-- SET PROBLEM --
Copy out every line in the entries below that includes "circulation".

-- DATASET CONTENT --
────────────────

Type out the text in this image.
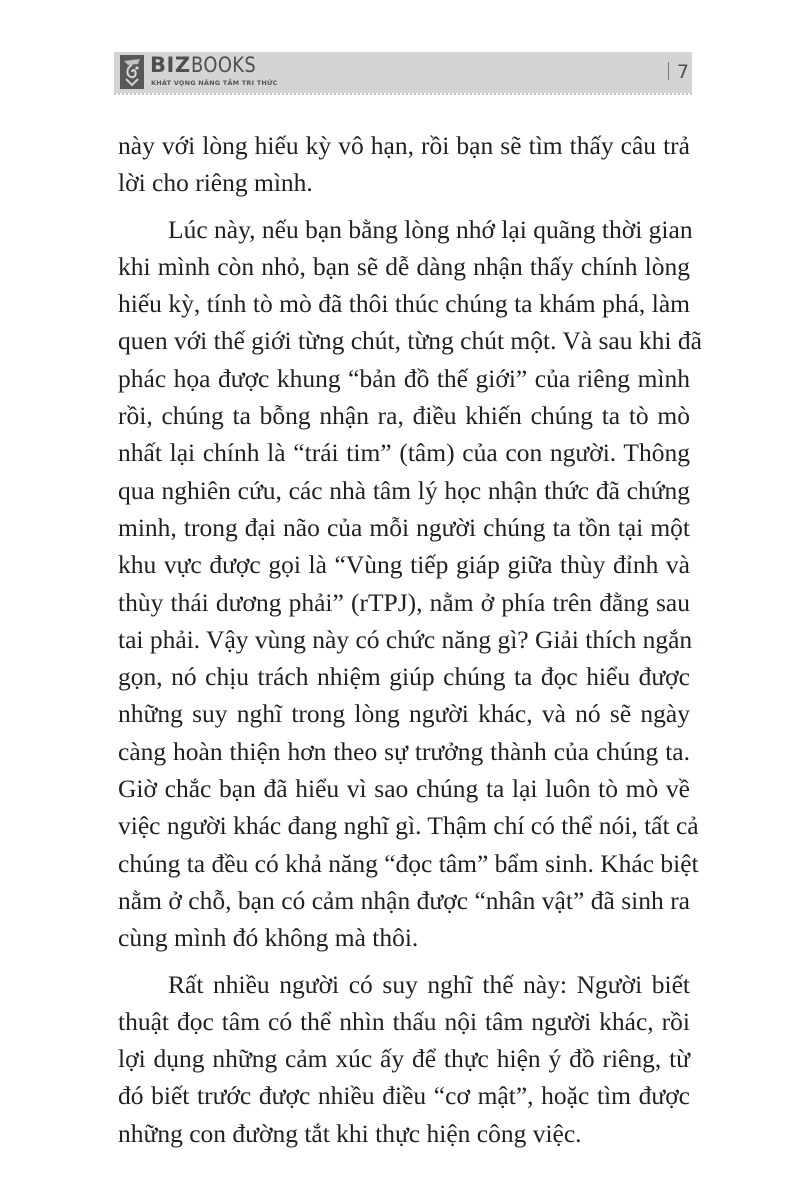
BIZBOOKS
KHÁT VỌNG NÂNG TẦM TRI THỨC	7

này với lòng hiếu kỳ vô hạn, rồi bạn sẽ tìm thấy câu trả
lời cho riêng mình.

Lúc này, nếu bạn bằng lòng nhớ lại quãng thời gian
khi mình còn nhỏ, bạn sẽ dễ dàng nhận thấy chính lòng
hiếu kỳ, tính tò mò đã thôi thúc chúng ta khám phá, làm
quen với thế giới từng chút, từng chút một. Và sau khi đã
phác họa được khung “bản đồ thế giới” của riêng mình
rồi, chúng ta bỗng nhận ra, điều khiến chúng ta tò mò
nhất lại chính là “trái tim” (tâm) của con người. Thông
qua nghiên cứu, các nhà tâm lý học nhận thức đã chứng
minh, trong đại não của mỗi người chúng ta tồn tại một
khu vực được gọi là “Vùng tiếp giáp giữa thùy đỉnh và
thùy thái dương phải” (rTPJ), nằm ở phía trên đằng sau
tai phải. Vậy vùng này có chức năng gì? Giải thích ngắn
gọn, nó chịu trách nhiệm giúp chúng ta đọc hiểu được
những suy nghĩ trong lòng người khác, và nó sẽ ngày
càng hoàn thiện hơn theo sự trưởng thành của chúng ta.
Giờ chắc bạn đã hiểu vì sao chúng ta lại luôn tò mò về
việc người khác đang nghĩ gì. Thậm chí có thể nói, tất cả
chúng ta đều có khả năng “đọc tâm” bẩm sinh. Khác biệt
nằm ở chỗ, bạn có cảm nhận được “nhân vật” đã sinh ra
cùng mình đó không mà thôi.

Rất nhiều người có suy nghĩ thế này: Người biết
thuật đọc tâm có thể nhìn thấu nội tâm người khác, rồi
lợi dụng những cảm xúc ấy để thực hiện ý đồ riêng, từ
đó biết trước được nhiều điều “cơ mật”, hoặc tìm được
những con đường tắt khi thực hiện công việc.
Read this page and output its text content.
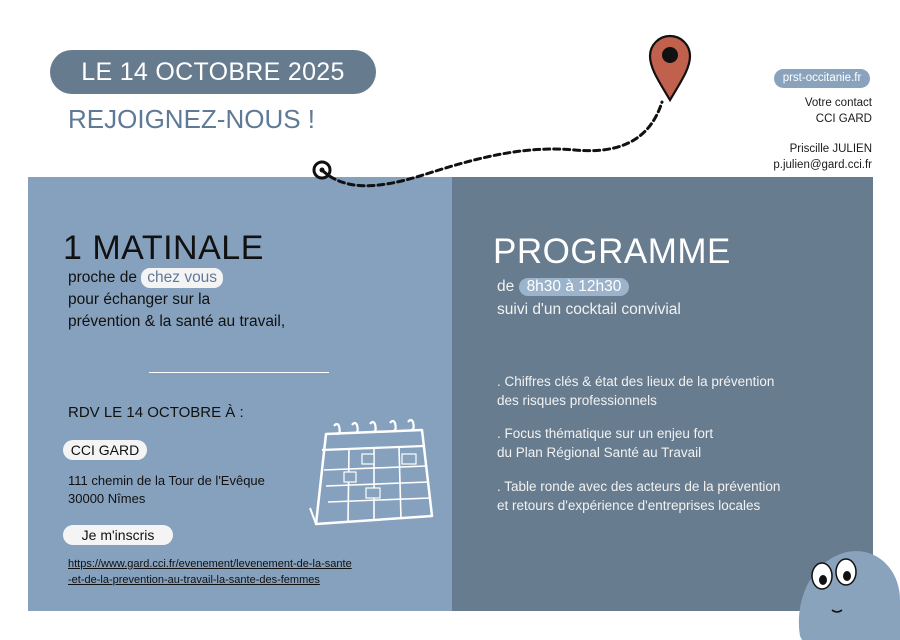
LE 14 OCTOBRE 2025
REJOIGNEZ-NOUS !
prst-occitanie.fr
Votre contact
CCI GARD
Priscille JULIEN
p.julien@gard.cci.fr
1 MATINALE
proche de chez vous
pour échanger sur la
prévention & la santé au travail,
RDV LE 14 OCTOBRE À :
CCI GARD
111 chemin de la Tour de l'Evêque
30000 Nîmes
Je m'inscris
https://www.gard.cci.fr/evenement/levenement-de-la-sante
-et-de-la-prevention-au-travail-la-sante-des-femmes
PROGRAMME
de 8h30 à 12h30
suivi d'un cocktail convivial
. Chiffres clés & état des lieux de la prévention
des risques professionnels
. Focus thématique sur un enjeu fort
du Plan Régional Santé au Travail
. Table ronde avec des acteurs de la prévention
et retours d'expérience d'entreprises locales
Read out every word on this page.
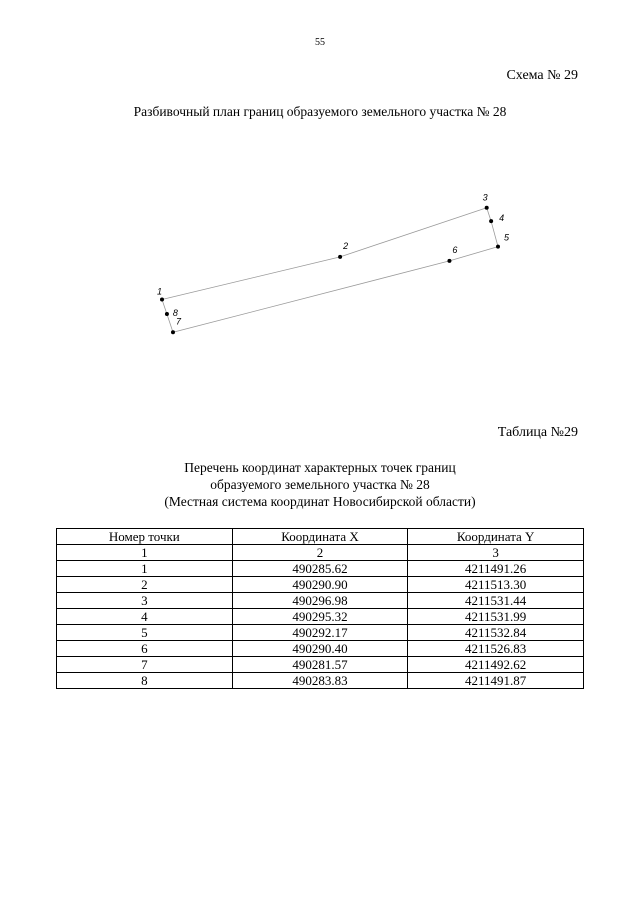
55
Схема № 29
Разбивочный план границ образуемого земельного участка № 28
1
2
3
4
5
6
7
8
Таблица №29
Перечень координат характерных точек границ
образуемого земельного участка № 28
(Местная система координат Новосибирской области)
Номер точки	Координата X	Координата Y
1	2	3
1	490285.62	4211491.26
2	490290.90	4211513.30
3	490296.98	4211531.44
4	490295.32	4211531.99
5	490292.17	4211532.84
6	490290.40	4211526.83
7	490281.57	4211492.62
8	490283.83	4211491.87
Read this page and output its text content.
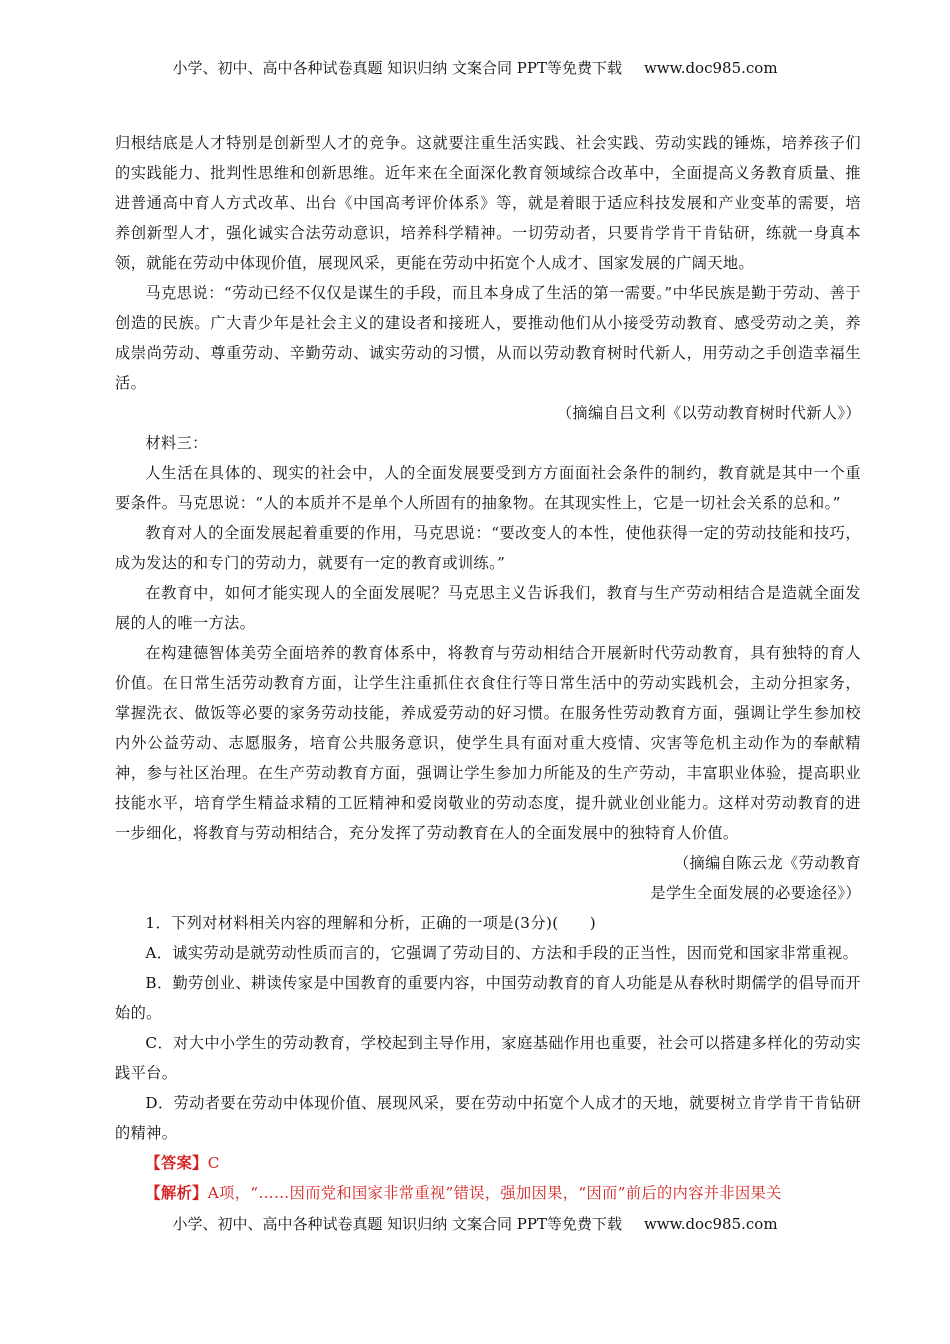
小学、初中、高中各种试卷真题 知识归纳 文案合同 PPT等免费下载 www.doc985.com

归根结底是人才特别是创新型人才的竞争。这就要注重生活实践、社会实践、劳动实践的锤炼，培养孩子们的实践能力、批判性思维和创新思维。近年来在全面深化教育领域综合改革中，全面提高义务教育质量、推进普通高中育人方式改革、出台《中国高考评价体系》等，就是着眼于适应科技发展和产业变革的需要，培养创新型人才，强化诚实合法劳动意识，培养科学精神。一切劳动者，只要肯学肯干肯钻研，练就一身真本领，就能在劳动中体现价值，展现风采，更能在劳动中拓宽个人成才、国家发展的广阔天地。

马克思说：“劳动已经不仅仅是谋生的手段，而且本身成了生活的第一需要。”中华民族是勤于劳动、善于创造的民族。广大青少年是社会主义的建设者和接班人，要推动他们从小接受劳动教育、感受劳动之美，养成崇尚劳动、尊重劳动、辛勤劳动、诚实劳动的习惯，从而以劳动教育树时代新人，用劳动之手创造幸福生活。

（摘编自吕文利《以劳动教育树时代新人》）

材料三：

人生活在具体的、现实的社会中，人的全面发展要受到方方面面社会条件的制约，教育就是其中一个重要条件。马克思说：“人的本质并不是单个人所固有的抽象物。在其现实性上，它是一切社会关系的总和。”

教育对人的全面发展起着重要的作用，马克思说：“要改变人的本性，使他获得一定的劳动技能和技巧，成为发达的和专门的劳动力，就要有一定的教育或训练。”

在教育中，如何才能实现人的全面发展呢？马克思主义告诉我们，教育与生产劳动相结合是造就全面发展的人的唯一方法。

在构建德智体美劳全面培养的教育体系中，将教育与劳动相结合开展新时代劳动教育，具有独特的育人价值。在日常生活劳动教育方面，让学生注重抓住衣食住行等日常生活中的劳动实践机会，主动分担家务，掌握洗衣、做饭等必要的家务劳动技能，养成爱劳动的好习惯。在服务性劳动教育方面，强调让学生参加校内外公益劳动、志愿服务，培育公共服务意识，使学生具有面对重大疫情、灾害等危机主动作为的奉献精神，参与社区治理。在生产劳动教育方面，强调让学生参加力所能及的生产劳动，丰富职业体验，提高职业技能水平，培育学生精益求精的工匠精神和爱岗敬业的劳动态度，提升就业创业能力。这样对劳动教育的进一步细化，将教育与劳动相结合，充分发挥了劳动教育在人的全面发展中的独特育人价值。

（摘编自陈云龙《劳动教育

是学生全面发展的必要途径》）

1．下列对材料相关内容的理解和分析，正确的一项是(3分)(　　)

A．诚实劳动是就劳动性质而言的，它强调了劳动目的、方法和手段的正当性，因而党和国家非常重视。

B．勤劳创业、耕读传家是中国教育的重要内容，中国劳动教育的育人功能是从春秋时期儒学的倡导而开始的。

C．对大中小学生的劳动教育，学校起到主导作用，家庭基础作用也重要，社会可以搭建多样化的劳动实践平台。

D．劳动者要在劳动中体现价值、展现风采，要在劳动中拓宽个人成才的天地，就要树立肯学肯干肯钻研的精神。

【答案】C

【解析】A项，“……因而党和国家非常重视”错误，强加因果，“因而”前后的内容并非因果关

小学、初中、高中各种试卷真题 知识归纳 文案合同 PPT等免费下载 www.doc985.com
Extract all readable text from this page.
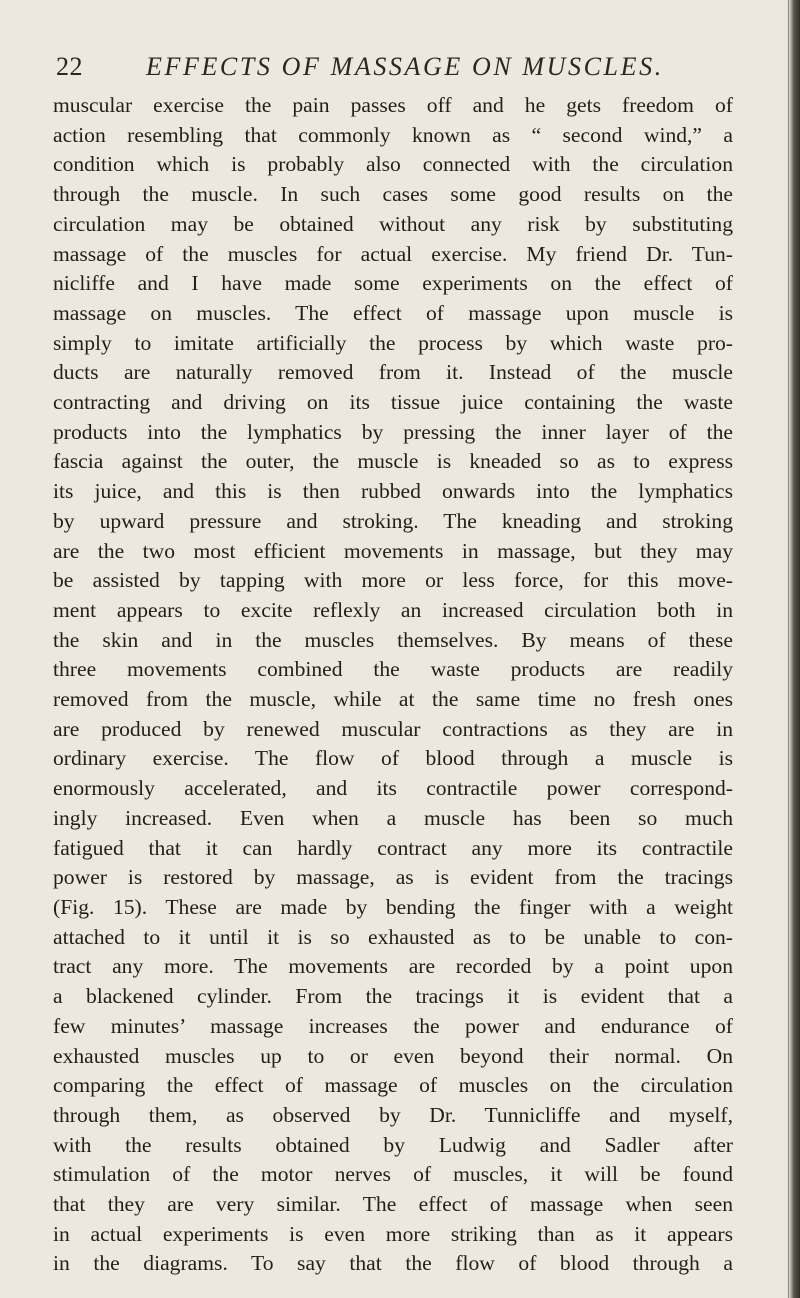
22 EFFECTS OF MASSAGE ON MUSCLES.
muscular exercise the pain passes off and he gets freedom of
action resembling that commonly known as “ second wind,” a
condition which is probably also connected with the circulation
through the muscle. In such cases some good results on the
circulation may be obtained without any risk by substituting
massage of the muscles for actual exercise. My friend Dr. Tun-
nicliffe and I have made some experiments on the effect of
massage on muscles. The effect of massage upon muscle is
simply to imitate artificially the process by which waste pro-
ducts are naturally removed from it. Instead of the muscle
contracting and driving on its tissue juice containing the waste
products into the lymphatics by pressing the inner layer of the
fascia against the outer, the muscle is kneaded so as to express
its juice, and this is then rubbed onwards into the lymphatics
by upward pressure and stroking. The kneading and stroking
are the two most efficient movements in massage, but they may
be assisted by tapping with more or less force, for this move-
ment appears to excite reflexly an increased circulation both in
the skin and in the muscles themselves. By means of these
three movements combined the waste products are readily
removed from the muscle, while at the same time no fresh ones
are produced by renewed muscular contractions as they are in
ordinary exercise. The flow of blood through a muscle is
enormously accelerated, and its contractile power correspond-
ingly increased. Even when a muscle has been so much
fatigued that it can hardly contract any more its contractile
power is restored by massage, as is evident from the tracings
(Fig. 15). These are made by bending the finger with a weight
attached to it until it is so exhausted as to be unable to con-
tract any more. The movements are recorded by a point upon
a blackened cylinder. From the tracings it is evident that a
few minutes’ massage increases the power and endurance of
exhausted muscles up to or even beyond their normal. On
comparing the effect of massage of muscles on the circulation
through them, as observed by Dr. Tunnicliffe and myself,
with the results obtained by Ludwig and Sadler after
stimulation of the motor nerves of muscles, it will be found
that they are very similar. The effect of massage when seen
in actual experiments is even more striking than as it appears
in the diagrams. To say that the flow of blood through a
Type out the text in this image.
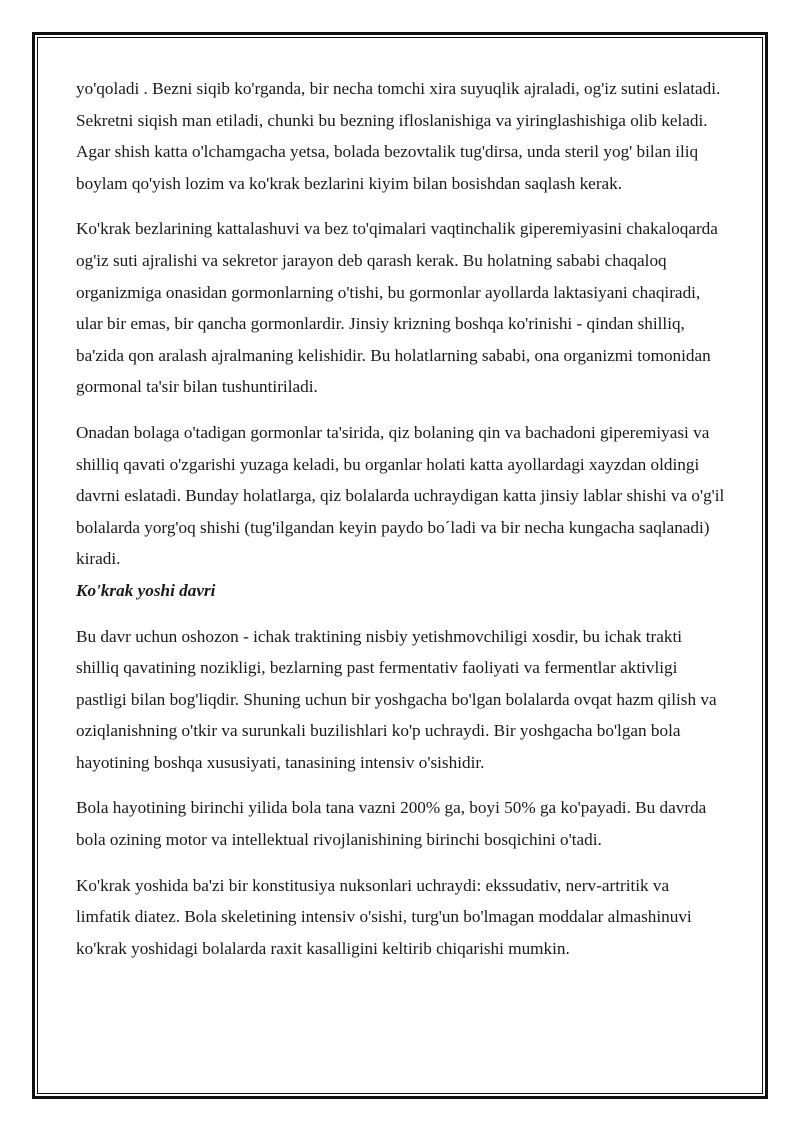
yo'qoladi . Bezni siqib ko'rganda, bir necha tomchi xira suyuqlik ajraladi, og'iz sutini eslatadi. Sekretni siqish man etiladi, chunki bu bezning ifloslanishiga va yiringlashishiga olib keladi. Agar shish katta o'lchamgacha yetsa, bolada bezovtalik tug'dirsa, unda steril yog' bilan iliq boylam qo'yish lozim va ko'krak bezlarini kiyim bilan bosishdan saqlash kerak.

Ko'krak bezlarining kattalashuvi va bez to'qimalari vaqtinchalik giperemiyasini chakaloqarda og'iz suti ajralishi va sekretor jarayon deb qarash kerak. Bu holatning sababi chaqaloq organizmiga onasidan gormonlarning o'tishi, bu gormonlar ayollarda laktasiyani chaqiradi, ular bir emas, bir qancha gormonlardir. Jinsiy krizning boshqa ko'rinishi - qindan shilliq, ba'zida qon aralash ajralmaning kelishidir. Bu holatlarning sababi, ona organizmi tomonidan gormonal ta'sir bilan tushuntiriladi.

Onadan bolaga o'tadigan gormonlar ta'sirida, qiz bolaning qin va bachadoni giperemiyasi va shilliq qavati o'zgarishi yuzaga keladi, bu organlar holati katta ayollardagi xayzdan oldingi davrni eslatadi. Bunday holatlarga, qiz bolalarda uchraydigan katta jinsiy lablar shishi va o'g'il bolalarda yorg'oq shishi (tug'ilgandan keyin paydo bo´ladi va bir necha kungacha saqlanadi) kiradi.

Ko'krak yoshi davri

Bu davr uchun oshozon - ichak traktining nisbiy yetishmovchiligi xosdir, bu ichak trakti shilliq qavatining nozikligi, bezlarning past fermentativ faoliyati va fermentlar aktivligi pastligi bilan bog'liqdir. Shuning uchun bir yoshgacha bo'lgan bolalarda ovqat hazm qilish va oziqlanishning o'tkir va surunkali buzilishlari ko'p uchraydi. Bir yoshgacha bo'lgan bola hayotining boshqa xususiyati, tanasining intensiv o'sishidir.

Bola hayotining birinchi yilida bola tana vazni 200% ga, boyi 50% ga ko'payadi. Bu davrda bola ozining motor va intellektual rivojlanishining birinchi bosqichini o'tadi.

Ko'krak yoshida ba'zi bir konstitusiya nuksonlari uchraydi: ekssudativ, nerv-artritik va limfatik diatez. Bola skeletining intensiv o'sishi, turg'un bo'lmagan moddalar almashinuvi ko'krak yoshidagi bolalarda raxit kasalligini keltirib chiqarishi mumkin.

────────────────

-- WRITTEN RESPONSE --
condition which is probably also connected with the circulation
circulation may be obtained without any risk by substituting
ment appears to excite reflexly an increased circulation both in
comparing the effect of massage of muscles on the circulation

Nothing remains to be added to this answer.